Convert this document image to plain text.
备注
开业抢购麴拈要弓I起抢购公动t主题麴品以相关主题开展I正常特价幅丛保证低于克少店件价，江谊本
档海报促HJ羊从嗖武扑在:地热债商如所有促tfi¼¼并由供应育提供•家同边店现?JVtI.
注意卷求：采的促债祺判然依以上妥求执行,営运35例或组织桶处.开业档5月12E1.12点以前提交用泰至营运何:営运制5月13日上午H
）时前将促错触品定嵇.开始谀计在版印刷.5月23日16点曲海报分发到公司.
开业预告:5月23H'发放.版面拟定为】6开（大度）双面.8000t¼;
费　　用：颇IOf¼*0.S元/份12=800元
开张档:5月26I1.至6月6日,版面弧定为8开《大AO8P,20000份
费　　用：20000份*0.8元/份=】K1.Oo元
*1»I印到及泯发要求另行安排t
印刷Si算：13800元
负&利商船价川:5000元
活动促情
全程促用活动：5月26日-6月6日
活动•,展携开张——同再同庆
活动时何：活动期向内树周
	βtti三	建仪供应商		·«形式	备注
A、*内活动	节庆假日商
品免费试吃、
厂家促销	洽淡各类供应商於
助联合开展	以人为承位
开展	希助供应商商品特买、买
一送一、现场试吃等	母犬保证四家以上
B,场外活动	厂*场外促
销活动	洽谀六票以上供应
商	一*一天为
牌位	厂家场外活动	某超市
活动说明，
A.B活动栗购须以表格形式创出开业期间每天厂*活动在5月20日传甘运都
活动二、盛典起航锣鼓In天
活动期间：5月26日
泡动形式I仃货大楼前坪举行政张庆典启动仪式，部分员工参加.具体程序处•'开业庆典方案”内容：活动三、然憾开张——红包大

====

◆ Task details
Copy each entry exactly, with nothing added or dropped.

◆ Output for this exercise
Convert this document image to plain text.
备注
开业抢购麴拈要弓I起抢购公动t主题麴品以相关主题开展I正常特价幅丛保证低于克少店件价，江谊本
档海报促HJ羊从嗖武扑在:地热债商如所有促tfi¼¼并由供应育提供•家同边店现?JVtI.
注意卷求：采的促债祺判然依以上妥求执行,営运35例或组织桶处.开业档5月12E1.12点以前提交用泰至营运何:営运制5月13日上午H
）时前将促错触品定嵇.开始谀计在版印刷.5月23日16点曲海报分发到公司.
开业预告:5月23H'发放.版面拟定为】6开（大度）双面.8000t¼;
费　　用：颇IOf¼*0.S元/份12=800元
开张档:5月26I1.至6月6日,版面弧定为8开《大AO8P,20000份
费　　用：20000份*0.8元/份=】K1.Oo元
*1»I印到及泯发要求另行安排t
印刷Si算：13800元
负&利商船价川:5000元
活动促情
全程促用活动：5月26日-6月6日
活动•,展携开张——同再同庆
活动时何：活动期向内树周
	βtti三	建仪供应商		·«形式	备注
A、*内活动	节庆假日商
品免费试吃、
厂家促销	洽淡各类供应商於
助联合开展	以人为承位
开展	希助供应商商品特买、买
一送一、现场试吃等	母犬保证四家以上
B,场外活动	厂*场外促
销活动	洽谀六票以上供应
商	一*一天为
牌位	厂家场外活动	某超市
活动说明，
A.B活动栗购须以表格形式创出开业期间每天厂*活动在5月20日传甘运都
活动二、盛典起航锣鼓In天
活动期间：5月26日
泡动形式I仃货大楼前坪举行政张庆典启动仪式，部分员工参加.具体程序处•'开业庆典方案”内容：活动三、然憾开张——红包大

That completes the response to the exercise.